## Work instructions:
Every entry here needs to be repeated exactly.

--- start Dataset entries ---

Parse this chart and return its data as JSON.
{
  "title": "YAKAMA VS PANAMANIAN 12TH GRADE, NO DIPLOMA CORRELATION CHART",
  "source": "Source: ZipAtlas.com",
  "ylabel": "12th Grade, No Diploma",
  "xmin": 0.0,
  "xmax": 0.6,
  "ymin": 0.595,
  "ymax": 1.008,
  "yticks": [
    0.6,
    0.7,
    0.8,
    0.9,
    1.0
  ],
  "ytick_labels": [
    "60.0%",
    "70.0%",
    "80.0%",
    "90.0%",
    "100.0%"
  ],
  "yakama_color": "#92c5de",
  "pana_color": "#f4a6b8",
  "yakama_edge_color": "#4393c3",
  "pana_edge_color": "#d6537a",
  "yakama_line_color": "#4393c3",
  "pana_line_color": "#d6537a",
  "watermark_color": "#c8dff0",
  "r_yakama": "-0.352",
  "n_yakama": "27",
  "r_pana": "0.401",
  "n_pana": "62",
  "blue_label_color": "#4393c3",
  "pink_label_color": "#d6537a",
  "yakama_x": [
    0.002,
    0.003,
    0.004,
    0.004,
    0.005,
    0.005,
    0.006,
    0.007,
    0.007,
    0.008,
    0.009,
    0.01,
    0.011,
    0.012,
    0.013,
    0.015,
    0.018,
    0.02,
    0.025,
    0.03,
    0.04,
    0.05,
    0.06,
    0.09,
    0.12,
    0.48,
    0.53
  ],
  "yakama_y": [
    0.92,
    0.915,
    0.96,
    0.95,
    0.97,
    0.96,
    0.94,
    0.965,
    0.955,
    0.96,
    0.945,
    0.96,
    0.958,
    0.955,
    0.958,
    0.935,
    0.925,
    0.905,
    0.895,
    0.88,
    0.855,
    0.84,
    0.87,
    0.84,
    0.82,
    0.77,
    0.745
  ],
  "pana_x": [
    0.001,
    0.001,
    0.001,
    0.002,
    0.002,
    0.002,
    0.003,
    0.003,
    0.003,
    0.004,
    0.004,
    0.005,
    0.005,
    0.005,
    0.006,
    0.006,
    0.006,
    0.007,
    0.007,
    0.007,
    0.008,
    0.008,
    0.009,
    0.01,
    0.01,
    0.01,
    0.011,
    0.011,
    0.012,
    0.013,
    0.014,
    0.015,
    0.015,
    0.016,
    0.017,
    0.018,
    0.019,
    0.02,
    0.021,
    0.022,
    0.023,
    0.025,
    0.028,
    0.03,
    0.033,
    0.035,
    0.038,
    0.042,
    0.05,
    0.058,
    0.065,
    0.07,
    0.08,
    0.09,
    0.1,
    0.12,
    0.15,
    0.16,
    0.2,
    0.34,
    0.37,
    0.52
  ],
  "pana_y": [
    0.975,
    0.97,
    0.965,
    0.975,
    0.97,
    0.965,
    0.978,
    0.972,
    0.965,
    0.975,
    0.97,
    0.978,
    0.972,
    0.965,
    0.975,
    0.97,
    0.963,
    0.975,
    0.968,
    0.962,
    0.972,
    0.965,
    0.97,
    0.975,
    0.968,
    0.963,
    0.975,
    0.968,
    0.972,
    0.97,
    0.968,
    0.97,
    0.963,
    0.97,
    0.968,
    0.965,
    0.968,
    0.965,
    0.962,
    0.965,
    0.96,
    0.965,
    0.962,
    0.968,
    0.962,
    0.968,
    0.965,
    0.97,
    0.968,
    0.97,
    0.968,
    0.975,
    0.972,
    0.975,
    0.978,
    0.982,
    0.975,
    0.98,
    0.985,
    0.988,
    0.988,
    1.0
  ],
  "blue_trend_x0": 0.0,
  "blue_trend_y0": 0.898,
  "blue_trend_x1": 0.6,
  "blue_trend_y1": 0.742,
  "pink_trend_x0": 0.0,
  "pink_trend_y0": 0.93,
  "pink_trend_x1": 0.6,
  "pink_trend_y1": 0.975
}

--- end Dataset entries ---

## Reply:
Parse this chart and return its data as JSON.
{
  "title": "YAKAMA VS PANAMANIAN 12TH GRADE, NO DIPLOMA CORRELATION CHART",
  "source": "Source: ZipAtlas.com",
  "ylabel": "12th Grade, No Diploma",
  "xmin": 0.0,
  "xmax": 0.6,
  "ymin": 0.595,
  "ymax": 1.008,
  "yticks": [
    0.6,
    0.7,
    0.8,
    0.9,
    1.0
  ],
  "ytick_labels": [
    "60.0%",
    "70.0%",
    "80.0%",
    "90.0%",
    "100.0%"
  ],
  "yakama_color": "#92c5de",
  "pana_color": "#f4a6b8",
  "yakama_edge_color": "#4393c3",
  "pana_edge_color": "#d6537a",
  "yakama_line_color": "#4393c3",
  "pana_line_color": "#d6537a",
  "watermark_color": "#c8dff0",
  "r_yakama": "-0.352",
  "n_yakama": "27",
  "r_pana": "0.401",
  "n_pana": "62",
  "blue_label_color": "#4393c3",
  "pink_label_color": "#d6537a",
  "yakama_x": [
    0.002,
    0.003,
    0.004,
    0.004,
    0.005,
    0.005,
    0.006,
    0.007,
    0.007,
    0.008,
    0.009,
    0.01,
    0.011,
    0.012,
    0.013,
    0.015,
    0.018,
    0.02,
    0.025,
    0.03,
    0.04,
    0.05,
    0.06,
    0.09,
    0.12,
    0.48,
    0.53
  ],
  "yakama_y": [
    0.92,
    0.915,
    0.96,
    0.95,
    0.97,
    0.96,
    0.94,
    0.965,
    0.955,
    0.96,
    0.945,
    0.96,
    0.958,
    0.955,
    0.958,
    0.935,
    0.925,
    0.905,
    0.895,
    0.88,
    0.855,
    0.84,
    0.87,
    0.84,
    0.82,
    0.77,
    0.745
  ],
  "pana_x": [
    0.001,
    0.001,
    0.001,
    0.002,
    0.002,
    0.002,
    0.003,
    0.003,
    0.003,
    0.004,
    0.004,
    0.005,
    0.005,
    0.005,
    0.006,
    0.006,
    0.006,
    0.007,
    0.007,
    0.007,
    0.008,
    0.008,
    0.009,
    0.01,
    0.01,
    0.01,
    0.011,
    0.011,
    0.012,
    0.013,
    0.014,
    0.015,
    0.015,
    0.016,
    0.017,
    0.018,
    0.019,
    0.02,
    0.021,
    0.022,
    0.023,
    0.025,
    0.028,
    0.03,
    0.033,
    0.035,
    0.038,
    0.042,
    0.05,
    0.058,
    0.065,
    0.07,
    0.08,
    0.09,
    0.1,
    0.12,
    0.15,
    0.16,
    0.2,
    0.34,
    0.37,
    0.52
  ],
  "pana_y": [
    0.975,
    0.97,
    0.965,
    0.975,
    0.97,
    0.965,
    0.978,
    0.972,
    0.965,
    0.975,
    0.97,
    0.978,
    0.972,
    0.965,
    0.975,
    0.97,
    0.963,
    0.975,
    0.968,
    0.962,
    0.972,
    0.965,
    0.97,
    0.975,
    0.968,
    0.963,
    0.975,
    0.968,
    0.972,
    0.97,
    0.968,
    0.97,
    0.963,
    0.97,
    0.968,
    0.965,
    0.968,
    0.965,
    0.962,
    0.965,
    0.96,
    0.965,
    0.962,
    0.968,
    0.962,
    0.968,
    0.965,
    0.97,
    0.968,
    0.97,
    0.968,
    0.975,
    0.972,
    0.975,
    0.978,
    0.982,
    0.975,
    0.98,
    0.985,
    0.988,
    0.988,
    1.0
  ],
  "blue_trend_x0": 0.0,
  "blue_trend_y0": 0.898,
  "blue_trend_x1": 0.6,
  "blue_trend_y1": 0.742,
  "pink_trend_x0": 0.0,
  "pink_trend_y0": 0.93,
  "pink_trend_x1": 0.6,
  "pink_trend_y1": 0.975
}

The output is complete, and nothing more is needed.